Epidural Administration for Surgery
Chirocaine ® concentrations of 0.50% and 0.75% administered by epidural injection were evaluated in 85 patients undergoing lower limb or major abdominal surgery in randomized, double-blind comparisons to bupivacaine. Anesthesia sufficient for surgery was achieved in almost all patients on either treatment. In patients having abdominal surgery, the mean (± S.D.) time to onset of sensory block was 14 ± 6 minutes for Chirocaine and 14 ± 10 minutes for bupivacaine. With respect to the duration of block, the time to complete regression was 551 ± 88 minutes for Chirocaine and 506 ± 71 minutes for bupivacaine.
Post-operative pain control was evaluated in 258 patients in three studies including one dose-ranging study and two studies assessing Chirocaine in combination with epidural fentanyl or clonidine. The dose ranging study evaluated Chirocaine in patients undergoing orthopedic surgery; the highest concentration, 0.25%, was significantly more effective than lower concentrations. The Chirocaine combination studies in post-operative pain management tested 0.125% Chirocaine in combination with 4 µg/mL fentanyl and 0.125% Chirocaine in combination with clonidine 50 µg/hour in orthopedic surgery. In these studies, the efficacy variable was time to first request for rescue analgesia during the 24 hour epidural infusion period. In both studies, the combination treatment provided better pain control than clonidine, opioid or local anesthetic alone.
Chirocaine has been evaluated for its anesthetic efficacy when used as a peripheral nerve block. These clinical trials included brachial plexus (by supraclavicular approach) block study, infiltration anesthesia studies (for inguinal hernia repair), peribulbar block studies.
Brachial Plexus Block
Chirocaine 0.25% and 0.5% were compared with 0.5% bupivacaine in 74 patients receiving a brachial plexus (supraclavicular) block for elective surgery. In the Chirocaine 0.25% treated group 68% of patients achieved satisfactory block and in the Chirocaine 0.5% treated group, 81% of patients achieved satisfactory block for surgery. In the bupivacaine 0.5% treated group, 74% of patients achieved satisfactory block for surgery.

→ Task instructions:
1. In the reading on Chirocaine, how many patients were enrolled in the brachial plexus block comparison?
2. From the reading on Chirocaine, extract the stretch from "Epidural Administration for" through "71 minutes for bupivacaine.".
The records that come next are separate material and have no connection to the reading on Chirocaine.

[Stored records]
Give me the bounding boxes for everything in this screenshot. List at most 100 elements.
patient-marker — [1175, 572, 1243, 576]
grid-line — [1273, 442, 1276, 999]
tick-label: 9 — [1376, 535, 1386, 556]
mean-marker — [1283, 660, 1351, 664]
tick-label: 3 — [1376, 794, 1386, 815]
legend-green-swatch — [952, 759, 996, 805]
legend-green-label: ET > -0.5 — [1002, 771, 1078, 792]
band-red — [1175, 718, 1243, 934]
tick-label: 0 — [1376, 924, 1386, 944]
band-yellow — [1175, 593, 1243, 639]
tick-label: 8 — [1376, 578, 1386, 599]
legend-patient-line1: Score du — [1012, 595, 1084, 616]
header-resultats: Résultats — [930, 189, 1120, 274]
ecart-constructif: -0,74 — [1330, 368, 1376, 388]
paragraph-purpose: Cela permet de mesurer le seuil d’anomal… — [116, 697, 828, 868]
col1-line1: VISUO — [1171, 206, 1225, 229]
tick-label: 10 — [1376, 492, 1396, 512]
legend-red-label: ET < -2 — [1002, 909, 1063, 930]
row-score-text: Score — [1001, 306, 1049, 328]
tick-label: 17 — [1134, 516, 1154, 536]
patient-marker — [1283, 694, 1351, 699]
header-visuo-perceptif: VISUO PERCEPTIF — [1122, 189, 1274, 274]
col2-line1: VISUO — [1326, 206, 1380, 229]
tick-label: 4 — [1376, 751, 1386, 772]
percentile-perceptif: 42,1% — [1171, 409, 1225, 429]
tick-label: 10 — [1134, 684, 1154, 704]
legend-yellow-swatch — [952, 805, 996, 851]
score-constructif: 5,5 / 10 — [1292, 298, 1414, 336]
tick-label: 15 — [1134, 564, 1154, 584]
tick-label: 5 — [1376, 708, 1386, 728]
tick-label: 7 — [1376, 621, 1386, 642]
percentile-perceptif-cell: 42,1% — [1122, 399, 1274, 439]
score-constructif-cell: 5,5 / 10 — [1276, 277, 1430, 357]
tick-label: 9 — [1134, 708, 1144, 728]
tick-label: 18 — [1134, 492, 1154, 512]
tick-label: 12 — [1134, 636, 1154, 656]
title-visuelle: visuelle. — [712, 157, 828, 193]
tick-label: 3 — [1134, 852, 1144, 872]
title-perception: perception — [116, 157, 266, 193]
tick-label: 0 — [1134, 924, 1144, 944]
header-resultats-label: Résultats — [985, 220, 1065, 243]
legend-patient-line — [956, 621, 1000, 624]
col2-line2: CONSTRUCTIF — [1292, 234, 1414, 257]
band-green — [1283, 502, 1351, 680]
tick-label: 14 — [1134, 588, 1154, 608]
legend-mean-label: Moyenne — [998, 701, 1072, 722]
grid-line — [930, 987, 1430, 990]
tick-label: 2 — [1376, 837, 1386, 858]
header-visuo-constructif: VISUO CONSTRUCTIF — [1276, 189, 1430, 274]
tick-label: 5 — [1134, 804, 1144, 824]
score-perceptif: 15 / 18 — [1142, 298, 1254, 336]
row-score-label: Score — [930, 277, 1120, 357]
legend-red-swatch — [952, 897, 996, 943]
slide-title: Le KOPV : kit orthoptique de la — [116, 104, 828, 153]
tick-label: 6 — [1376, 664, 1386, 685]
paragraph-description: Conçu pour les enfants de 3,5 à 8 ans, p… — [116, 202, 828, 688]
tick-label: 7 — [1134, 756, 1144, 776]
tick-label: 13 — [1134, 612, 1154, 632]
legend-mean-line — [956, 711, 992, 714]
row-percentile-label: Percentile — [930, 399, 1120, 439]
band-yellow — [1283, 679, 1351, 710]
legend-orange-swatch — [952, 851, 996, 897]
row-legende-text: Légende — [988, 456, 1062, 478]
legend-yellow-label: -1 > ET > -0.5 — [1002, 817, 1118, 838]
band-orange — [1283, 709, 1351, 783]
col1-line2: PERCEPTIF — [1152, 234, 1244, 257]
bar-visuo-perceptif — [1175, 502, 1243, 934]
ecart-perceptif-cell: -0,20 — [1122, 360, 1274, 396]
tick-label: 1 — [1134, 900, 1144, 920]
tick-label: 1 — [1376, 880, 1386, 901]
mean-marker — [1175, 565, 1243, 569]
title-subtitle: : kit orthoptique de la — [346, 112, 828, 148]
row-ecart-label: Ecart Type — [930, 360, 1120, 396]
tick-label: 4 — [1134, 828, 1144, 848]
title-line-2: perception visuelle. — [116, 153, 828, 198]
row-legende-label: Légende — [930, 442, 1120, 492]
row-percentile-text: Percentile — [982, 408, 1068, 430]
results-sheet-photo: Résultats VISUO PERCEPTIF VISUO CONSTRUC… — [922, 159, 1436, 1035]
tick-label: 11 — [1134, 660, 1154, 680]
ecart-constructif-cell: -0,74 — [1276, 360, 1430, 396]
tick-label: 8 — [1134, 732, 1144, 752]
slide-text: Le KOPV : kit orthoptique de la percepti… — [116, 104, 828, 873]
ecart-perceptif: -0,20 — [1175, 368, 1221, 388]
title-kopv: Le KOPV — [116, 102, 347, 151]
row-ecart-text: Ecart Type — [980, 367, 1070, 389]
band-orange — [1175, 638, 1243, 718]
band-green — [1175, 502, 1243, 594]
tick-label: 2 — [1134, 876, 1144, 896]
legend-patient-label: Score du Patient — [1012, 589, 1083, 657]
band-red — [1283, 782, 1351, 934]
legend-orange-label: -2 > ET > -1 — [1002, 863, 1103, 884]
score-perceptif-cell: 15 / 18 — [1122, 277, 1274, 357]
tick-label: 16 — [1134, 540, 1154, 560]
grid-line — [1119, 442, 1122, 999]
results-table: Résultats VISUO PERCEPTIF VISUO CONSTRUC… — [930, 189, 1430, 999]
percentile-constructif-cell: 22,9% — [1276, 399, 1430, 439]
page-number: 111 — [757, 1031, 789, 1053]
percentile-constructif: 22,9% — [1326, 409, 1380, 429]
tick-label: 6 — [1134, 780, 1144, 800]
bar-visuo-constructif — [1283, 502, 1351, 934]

→ Responses by item number:
1. 74 patients.

2.
Epidural Administration for Surgery
Chirocaine ® concentrations of 0.50% and 0.75% administered by epidural injection were evaluated in 85 patients undergoing lower limb or major abdominal surgery in randomized, double-blind comparisons to bupivacaine. Anesthesia sufficient for surgery was achieved in almost all patients on either treatment. In patients having abdominal surgery, the mean (± S.D.) time to onset of sensory block was 14 ± 6 minutes for Chirocaine and 14 ± 10 minutes for bupivacaine. With respect to the duration of block, the time to complete regression was 551 ± 88 minutes for Chirocaine and 506 ± 71 minutes for bupivacaine.